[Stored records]
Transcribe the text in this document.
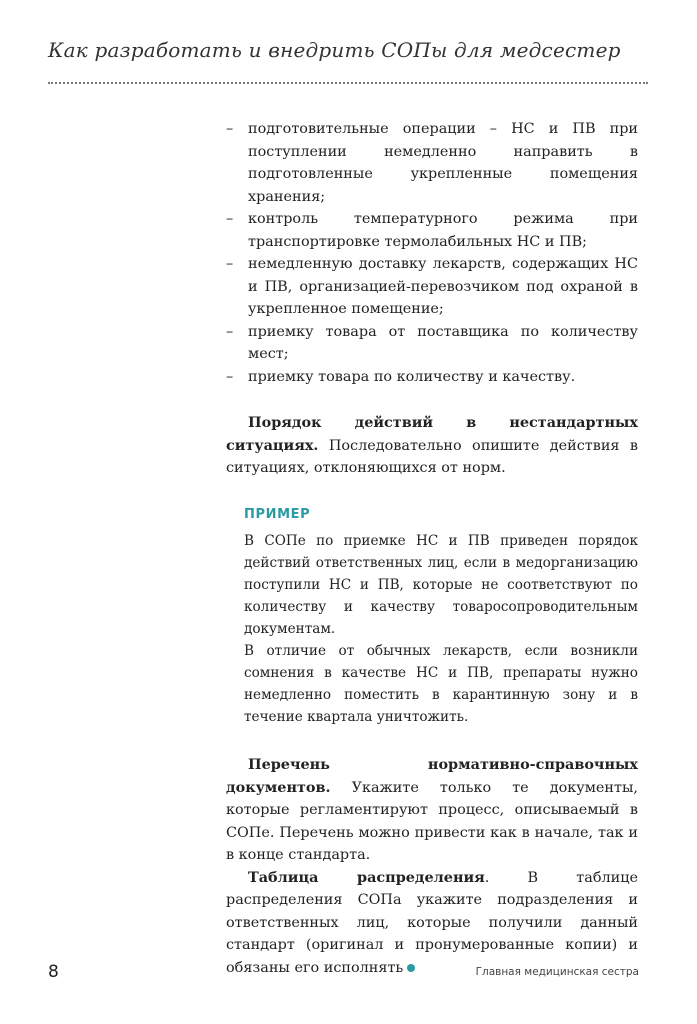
Как разработать и внедрить СОПы для медсестер
– подготовительные операции – НС и ПВ при поступлении немедленно направить в подготовленные укрепленные помещения хранения;
– контроль температурного режима при транспортировке термолабильных НС и ПВ;
– немедленную доставку лекарств, содержащих НС и ПВ, организацией-перевозчиком под охраной в укрепленное помещение;
– приемку товара от поставщика по количеству мест;
– приемку товара по количеству и качеству.

Порядок действий в нестандартных ситуациях. Последовательно опишите действия в ситуациях, отклоняющихся от норм.

ПРИМЕР

В СОПе по приемке НС и ПВ приведен порядок действий ответственных лиц, если в медорганизацию поступили НС и ПВ, которые не соответствуют по количеству и качеству товаросопроводительным документам.

В отличие от обычных лекарств, если возникли сомнения в качестве НС и ПВ, препараты нужно немедленно поместить в карантинную зону и в течение квартала уничтожить.

Перечень нормативно-справочных документов. Укажите только те документы, которые регламентируют процесс, описываемый в СОПе. Перечень можно привести как в начале, так и в конце стандарта.

Таблица распределения. В таблице распределения СОПа укажите подразделения и ответственных лиц, которые получили данный стандарт (оригинал и пронумерованные копии) и обязаны его исполнять

8	Главная медицинская сестра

Stated problem: Leaving out the pictures, repeat the data above exactly.

Final answer:
Transcribe the text in this document.
Как разработать и внедрить СОПы для медсестер
– подготовительные операции – НС и ПВ при поступлении немедленно направить в подготовленные укрепленные помещения хранения;
– контроль температурного режима при транспортировке термолабильных НС и ПВ;
– немедленную доставку лекарств, содержащих НС и ПВ, организацией-перевозчиком под охраной в укрепленное помещение;
– приемку товара от поставщика по количеству мест;
– приемку товара по количеству и качеству.

Порядок действий в нестандартных ситуациях. Последовательно опишите действия в ситуациях, отклоняющихся от норм.

ПРИМЕР

В СОПе по приемке НС и ПВ приведен порядок действий ответственных лиц, если в медорганизацию поступили НС и ПВ, которые не соответствуют по количеству и качеству товаросопроводительным документам.

В отличие от обычных лекарств, если возникли сомнения в качестве НС и ПВ, препараты нужно немедленно поместить в карантинную зону и в течение квартала уничтожить.

Перечень нормативно-справочных документов. Укажите только те документы, которые регламентируют процесс, описываемый в СОПе. Перечень можно привести как в начале, так и в конце стандарта.

Таблица распределения. В таблице распределения СОПа укажите подразделения и ответственных лиц, которые получили данный стандарт (оригинал и пронумерованные копии) и обязаны его исполнять

8	Главная медицинская сестра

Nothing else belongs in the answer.